(Figure content listings)
────────────────────────────────────────

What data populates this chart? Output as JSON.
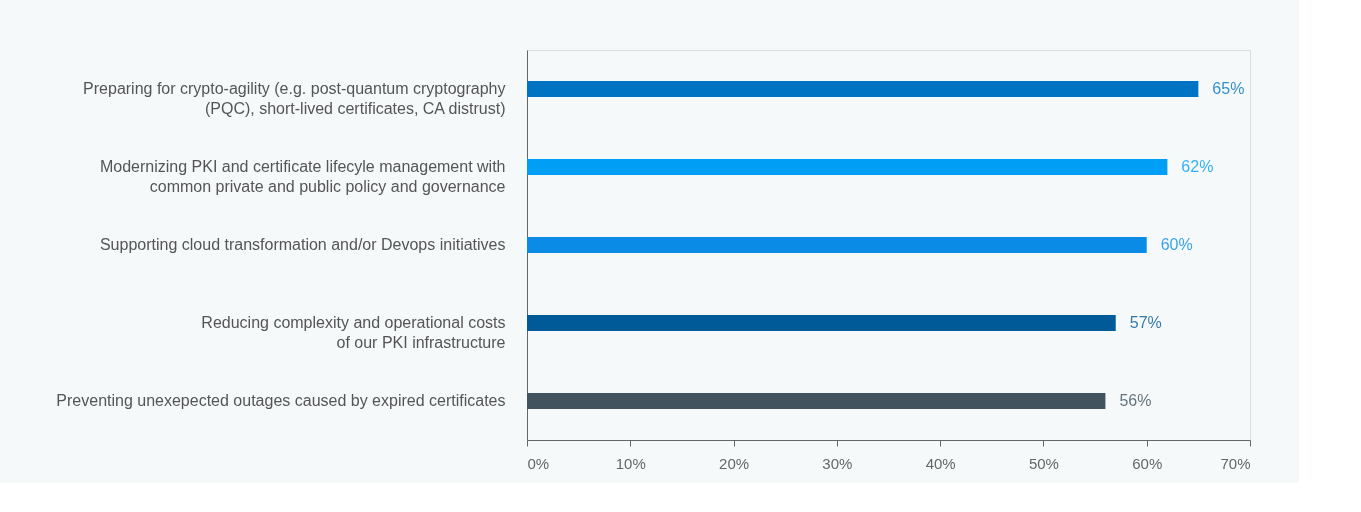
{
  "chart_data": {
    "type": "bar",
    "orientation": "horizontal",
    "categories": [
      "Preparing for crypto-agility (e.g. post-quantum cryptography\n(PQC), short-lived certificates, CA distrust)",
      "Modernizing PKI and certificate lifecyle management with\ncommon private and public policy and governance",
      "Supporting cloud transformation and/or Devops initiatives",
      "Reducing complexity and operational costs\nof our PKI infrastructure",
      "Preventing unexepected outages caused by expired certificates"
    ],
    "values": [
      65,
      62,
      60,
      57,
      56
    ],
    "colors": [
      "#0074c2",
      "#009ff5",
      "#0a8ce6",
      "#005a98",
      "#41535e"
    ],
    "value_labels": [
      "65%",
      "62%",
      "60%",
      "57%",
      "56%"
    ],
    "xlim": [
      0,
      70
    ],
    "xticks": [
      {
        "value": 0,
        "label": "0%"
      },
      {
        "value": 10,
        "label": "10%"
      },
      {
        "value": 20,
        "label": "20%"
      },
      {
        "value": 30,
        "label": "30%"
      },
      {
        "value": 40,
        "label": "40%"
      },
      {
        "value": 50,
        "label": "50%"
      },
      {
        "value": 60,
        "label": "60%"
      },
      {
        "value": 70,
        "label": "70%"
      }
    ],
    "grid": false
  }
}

────────────────────────────────────────

▶ [AIM]: All lines above with "certificates" in them should be returned.

▶ [CORRECT RESULT]:
      "Preparing for crypto-agility (e.g. post-quantum cryptography\n(PQC), short-lived certificates, CA distrust)",
      "Preventing unexepected outages caused by expired certificates"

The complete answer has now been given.